Given task - Each of the entries should be retyped precisely as it appears.

Collection entries:
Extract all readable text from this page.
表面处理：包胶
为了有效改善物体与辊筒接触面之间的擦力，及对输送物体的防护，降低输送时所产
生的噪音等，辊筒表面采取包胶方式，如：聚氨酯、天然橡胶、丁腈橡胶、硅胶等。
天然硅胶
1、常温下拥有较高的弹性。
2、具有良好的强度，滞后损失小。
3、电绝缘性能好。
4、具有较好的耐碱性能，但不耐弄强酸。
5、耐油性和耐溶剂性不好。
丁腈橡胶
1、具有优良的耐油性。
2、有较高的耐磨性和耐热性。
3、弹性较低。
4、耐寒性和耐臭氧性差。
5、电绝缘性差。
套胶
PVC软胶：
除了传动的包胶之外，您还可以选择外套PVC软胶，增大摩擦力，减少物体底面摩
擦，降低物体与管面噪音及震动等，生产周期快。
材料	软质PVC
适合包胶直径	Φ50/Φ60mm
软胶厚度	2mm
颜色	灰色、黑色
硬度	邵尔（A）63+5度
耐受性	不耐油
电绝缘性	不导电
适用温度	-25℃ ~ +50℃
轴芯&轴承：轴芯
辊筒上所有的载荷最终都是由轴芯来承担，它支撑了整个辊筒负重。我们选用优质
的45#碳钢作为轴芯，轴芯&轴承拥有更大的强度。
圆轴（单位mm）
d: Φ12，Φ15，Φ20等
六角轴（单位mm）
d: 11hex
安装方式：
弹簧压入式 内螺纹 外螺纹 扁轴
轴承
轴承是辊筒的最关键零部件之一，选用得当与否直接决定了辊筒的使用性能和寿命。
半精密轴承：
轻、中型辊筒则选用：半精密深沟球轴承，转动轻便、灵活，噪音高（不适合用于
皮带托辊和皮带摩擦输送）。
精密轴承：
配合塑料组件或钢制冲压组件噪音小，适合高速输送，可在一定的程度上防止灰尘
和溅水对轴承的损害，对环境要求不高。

Solution -
Extract all readable text from this page.
表面处理：包胶
为了有效改善物体与辊筒接触面之间的擦力，及对输送物体的防护，降低输送时所产
生的噪音等，辊筒表面采取包胶方式，如：聚氨酯、天然橡胶、丁腈橡胶、硅胶等。
天然硅胶
1、常温下拥有较高的弹性。
2、具有良好的强度，滞后损失小。
3、电绝缘性能好。
4、具有较好的耐碱性能，但不耐弄强酸。
5、耐油性和耐溶剂性不好。
丁腈橡胶
1、具有优良的耐油性。
2、有较高的耐磨性和耐热性。
3、弹性较低。
4、耐寒性和耐臭氧性差。
5、电绝缘性差。
套胶
PVC软胶：
除了传动的包胶之外，您还可以选择外套PVC软胶，增大摩擦力，减少物体底面摩
擦，降低物体与管面噪音及震动等，生产周期快。
材料	软质PVC
适合包胶直径	Φ50/Φ60mm
软胶厚度	2mm
颜色	灰色、黑色
硬度	邵尔（A）63+5度
耐受性	不耐油
电绝缘性	不导电
适用温度	-25℃ ~ +50℃
轴芯&轴承：轴芯
辊筒上所有的载荷最终都是由轴芯来承担，它支撑了整个辊筒负重。我们选用优质
的45#碳钢作为轴芯，轴芯&轴承拥有更大的强度。
圆轴（单位mm）
d: Φ12，Φ15，Φ20等
六角轴（单位mm）
d: 11hex
安装方式：
弹簧压入式 内螺纹 外螺纹 扁轴
轴承
轴承是辊筒的最关键零部件之一，选用得当与否直接决定了辊筒的使用性能和寿命。
半精密轴承：
轻、中型辊筒则选用：半精密深沟球轴承，转动轻便、灵活，噪音高（不适合用于
皮带托辊和皮带摩擦输送）。
精密轴承：
配合塑料组件或钢制冲压组件噪音小，适合高速输送，可在一定的程度上防止灰尘
和溅水对轴承的损害，对环境要求不高。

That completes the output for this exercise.